[Stored records]
[Start]
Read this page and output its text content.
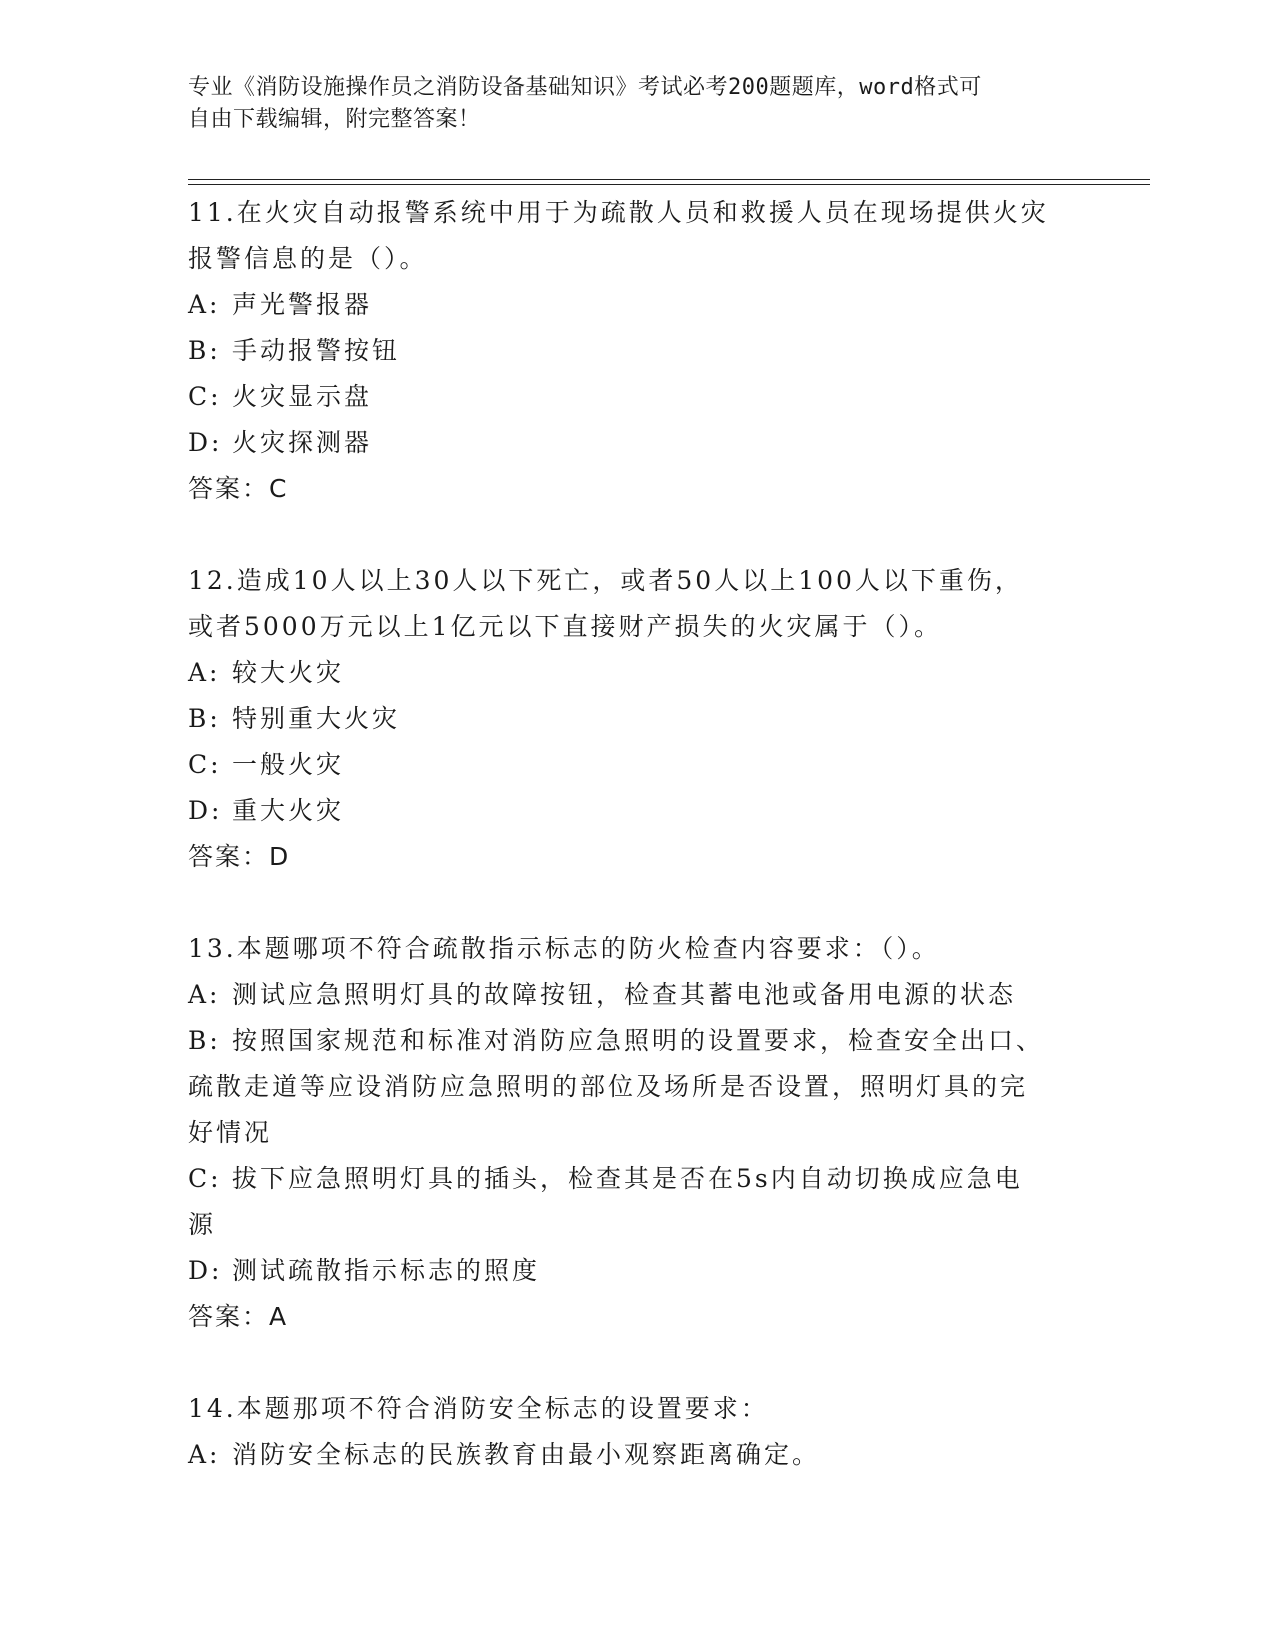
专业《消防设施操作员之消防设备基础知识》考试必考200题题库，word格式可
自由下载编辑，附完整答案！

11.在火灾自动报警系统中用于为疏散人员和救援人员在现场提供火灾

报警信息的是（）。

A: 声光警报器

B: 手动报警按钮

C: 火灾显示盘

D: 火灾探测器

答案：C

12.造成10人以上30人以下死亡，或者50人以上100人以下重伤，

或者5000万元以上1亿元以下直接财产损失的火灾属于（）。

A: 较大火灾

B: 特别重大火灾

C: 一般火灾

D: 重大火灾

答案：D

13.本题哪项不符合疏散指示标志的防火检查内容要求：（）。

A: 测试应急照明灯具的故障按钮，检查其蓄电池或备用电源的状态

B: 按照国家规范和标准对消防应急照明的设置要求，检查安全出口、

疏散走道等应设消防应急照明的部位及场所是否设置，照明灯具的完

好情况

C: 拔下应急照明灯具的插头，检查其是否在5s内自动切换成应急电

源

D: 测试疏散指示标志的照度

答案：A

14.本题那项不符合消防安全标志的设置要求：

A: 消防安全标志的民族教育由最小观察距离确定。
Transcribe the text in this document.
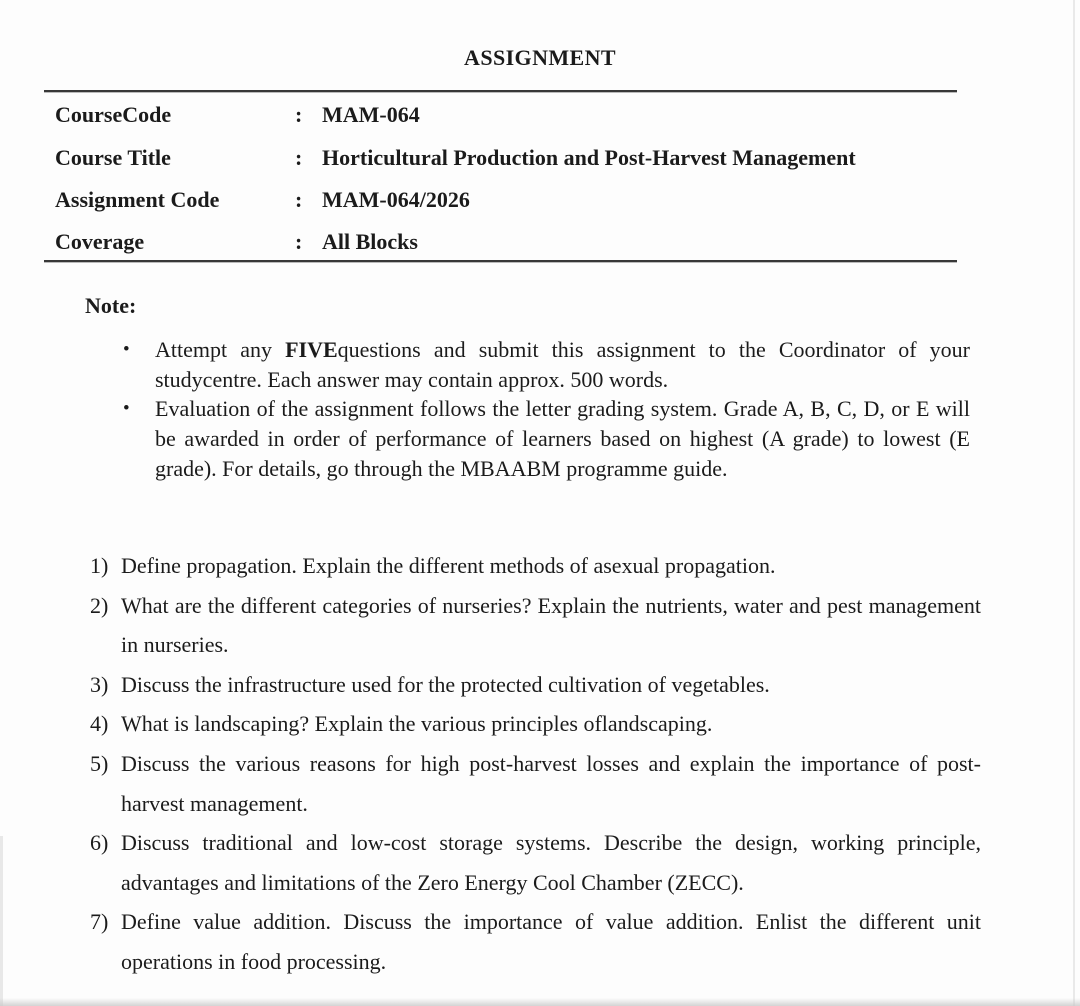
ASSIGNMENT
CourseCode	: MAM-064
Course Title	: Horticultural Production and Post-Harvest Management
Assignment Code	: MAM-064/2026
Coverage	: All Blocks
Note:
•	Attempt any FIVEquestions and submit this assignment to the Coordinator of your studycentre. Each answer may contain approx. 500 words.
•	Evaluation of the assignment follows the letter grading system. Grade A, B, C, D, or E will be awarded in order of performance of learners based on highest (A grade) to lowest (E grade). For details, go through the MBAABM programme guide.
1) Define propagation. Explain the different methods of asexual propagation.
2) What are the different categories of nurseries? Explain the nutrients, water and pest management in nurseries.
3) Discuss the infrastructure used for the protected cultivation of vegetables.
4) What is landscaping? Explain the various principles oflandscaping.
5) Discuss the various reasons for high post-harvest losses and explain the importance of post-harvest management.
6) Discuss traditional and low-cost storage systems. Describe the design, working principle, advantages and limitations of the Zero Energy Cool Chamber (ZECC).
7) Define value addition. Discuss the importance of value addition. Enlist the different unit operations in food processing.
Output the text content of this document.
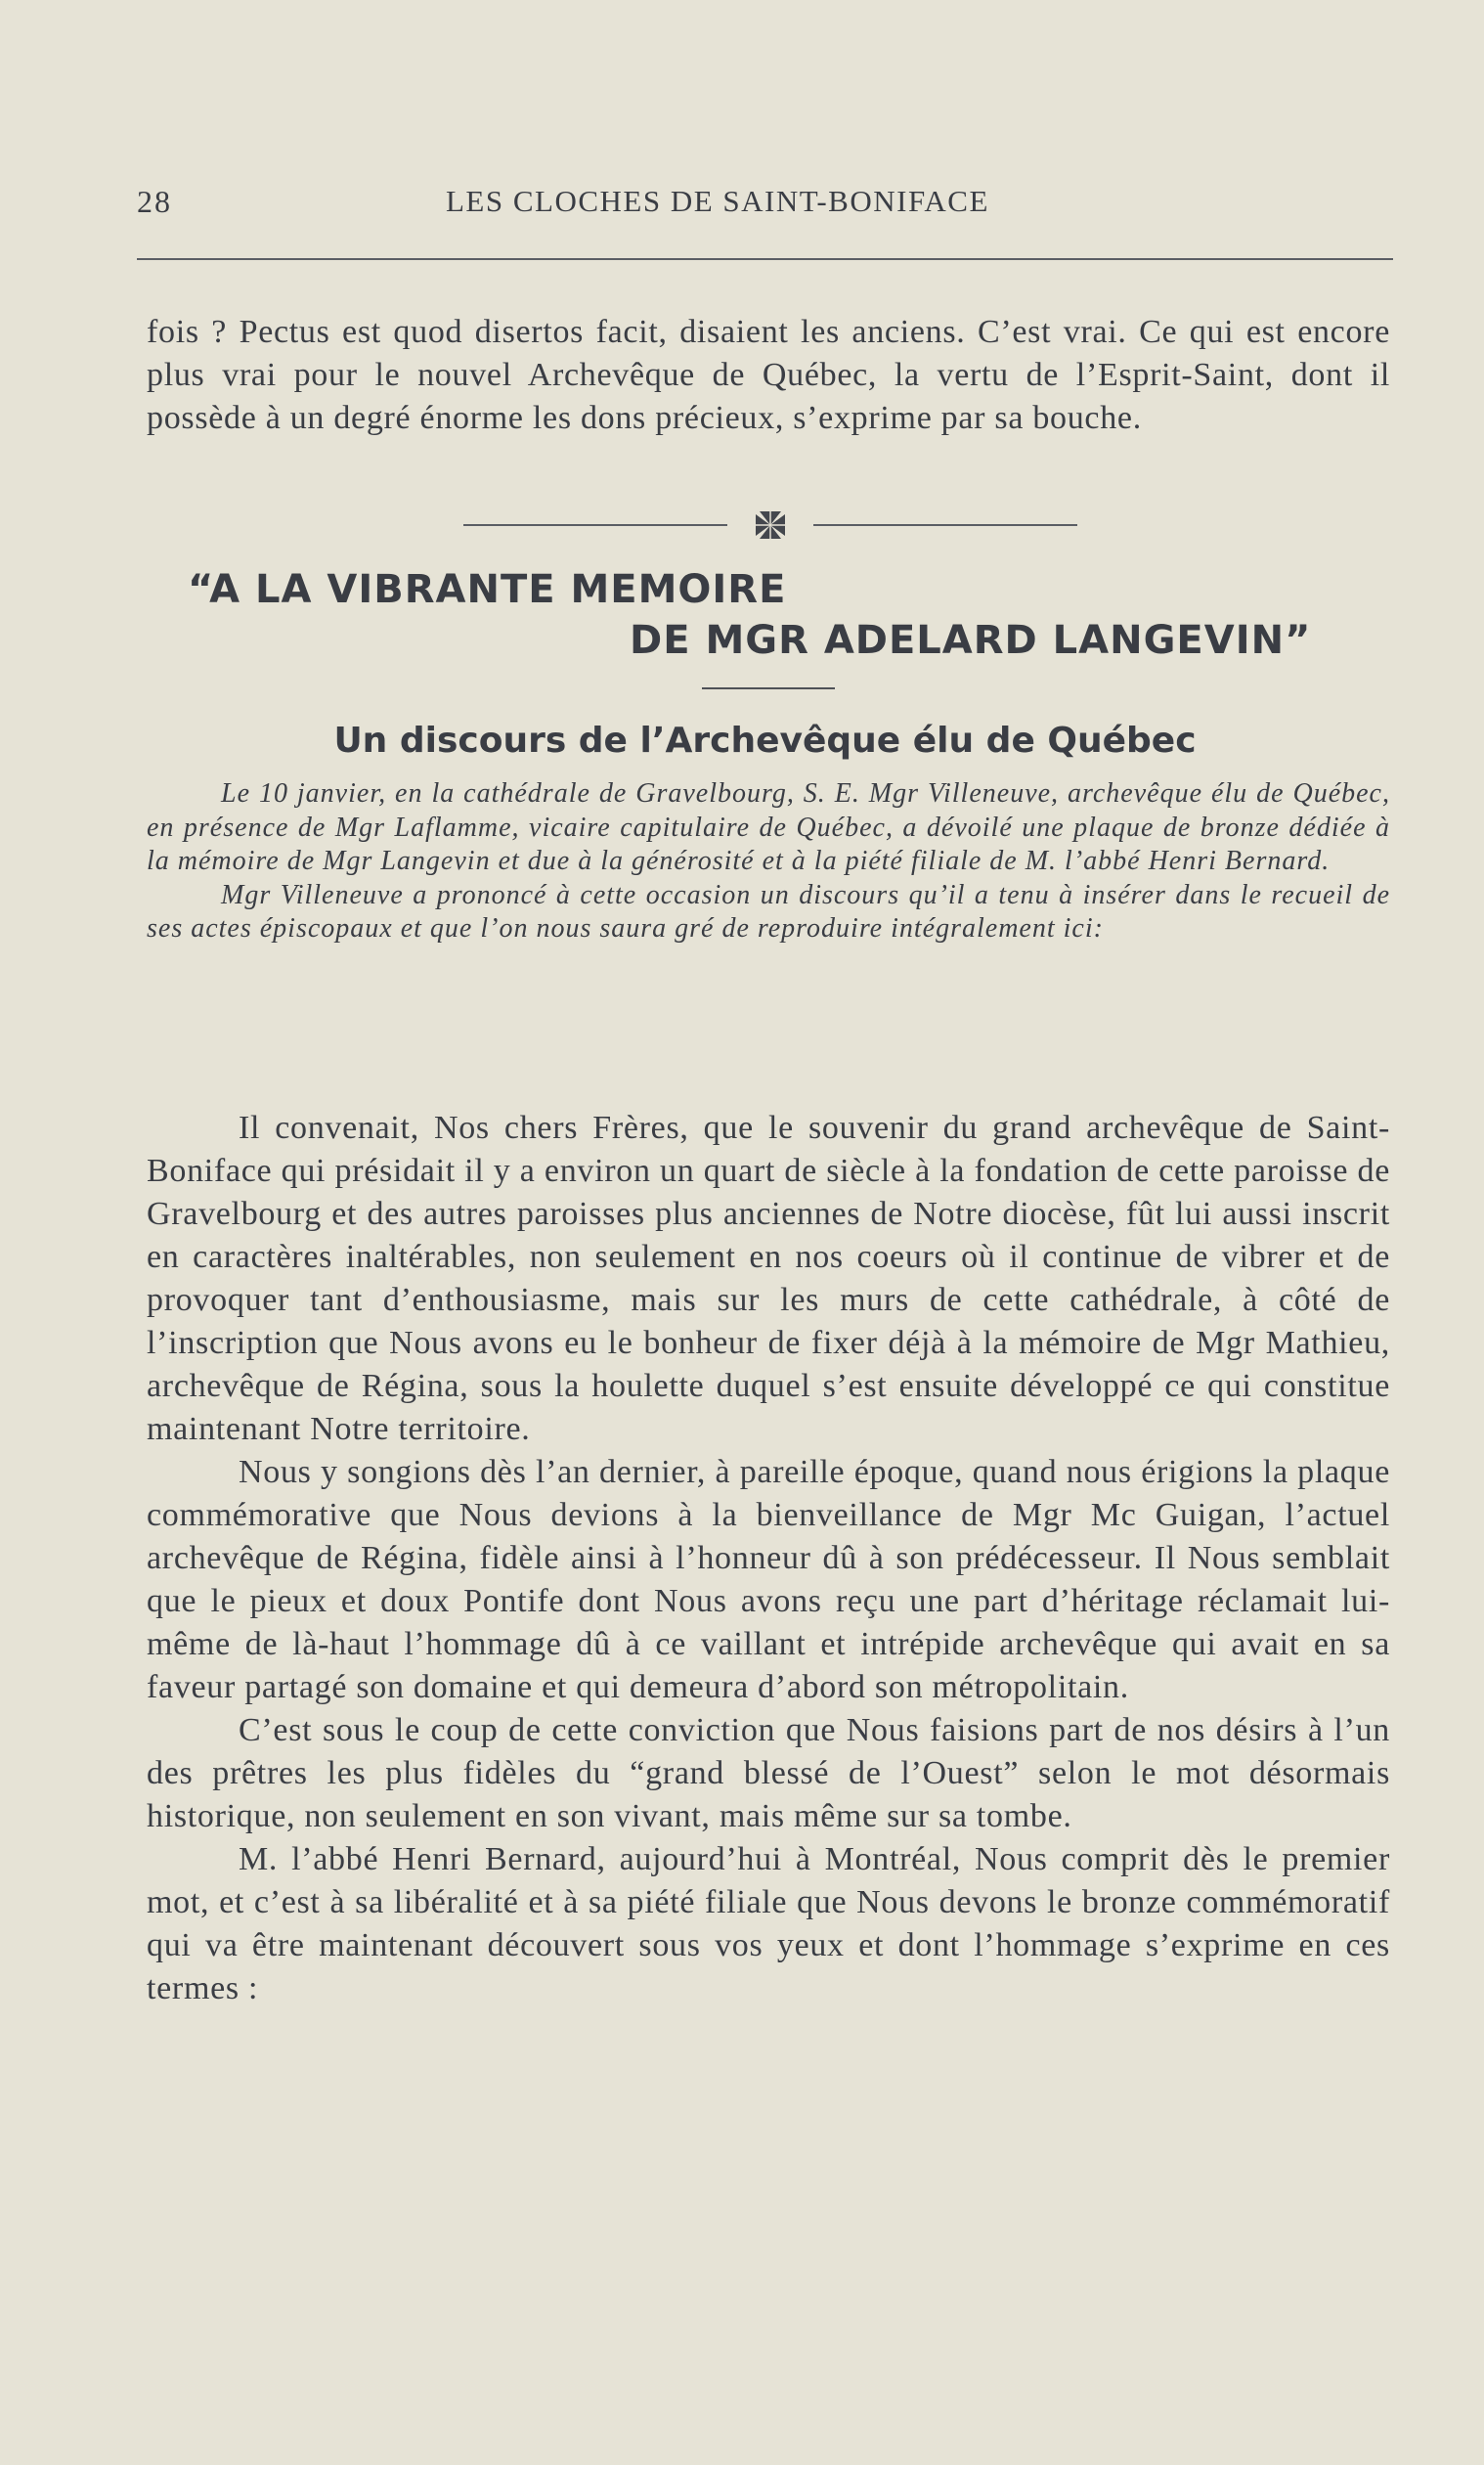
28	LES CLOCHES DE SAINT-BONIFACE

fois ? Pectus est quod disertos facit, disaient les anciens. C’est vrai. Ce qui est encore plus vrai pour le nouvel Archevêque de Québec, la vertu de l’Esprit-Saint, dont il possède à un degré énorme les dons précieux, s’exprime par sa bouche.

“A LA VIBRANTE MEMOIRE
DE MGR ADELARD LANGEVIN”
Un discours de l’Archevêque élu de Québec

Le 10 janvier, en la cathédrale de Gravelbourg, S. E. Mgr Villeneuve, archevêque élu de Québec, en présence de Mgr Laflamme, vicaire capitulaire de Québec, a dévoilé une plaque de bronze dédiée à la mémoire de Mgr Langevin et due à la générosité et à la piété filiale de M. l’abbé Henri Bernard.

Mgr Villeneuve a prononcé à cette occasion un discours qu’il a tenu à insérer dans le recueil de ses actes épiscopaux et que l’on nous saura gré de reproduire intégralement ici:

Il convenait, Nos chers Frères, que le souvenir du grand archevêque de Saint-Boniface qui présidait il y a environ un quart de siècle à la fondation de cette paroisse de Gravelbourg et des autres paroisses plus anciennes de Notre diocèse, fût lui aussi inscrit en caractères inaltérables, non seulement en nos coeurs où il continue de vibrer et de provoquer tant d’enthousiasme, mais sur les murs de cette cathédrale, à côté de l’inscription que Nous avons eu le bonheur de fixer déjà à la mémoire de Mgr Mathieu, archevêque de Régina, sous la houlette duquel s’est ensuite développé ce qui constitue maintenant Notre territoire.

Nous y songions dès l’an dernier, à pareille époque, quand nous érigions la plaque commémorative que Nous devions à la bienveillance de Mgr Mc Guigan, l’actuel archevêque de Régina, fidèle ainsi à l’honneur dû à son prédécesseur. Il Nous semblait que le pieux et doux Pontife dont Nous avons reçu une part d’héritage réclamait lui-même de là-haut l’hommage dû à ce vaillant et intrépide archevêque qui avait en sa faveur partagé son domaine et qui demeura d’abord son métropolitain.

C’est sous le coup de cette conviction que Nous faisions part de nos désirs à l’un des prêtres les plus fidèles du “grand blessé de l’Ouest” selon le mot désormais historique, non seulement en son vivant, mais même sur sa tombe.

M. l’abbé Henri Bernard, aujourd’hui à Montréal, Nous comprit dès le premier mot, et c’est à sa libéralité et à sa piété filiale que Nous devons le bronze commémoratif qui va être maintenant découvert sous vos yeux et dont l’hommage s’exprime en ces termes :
[End]
Problem to work on | Pull out every line in the data above that has the word "avons".

Answer in full |
Il convenait, Nos chers Frères, que le souvenir du grand archevêque de Saint-Boniface qui présidait il y a environ un quart de siècle à la fondation de cette paroisse de Gravelbourg et des autres paroisses plus anciennes de Notre diocèse, fût lui aussi inscrit en caractères inaltérables, non seulement en nos coeurs où il continue de vibrer et de provoquer tant d’enthousiasme, mais sur les murs de cette cathédrale, à côté de l’inscription que Nous avons eu le bonheur de fixer déjà à la mémoire de Mgr Mathieu, archevêque de Régina, sous la houlette duquel s’est ensuite développé ce qui constitue maintenant Notre territoire.
Nous y songions dès l’an dernier, à pareille époque, quand nous érigions la plaque commémorative que Nous devions à la bienveillance de Mgr Mc Guigan, l’actuel archevêque de Régina, fidèle ainsi à l’honneur dû à son prédécesseur. Il Nous semblait que le pieux et doux Pontife dont Nous avons reçu une part d’héritage réclamait lui-même de là-haut l’hommage dû à ce vaillant et intrépide archevêque qui avait en sa faveur partagé son domaine et qui demeura d’abord son métropolitain.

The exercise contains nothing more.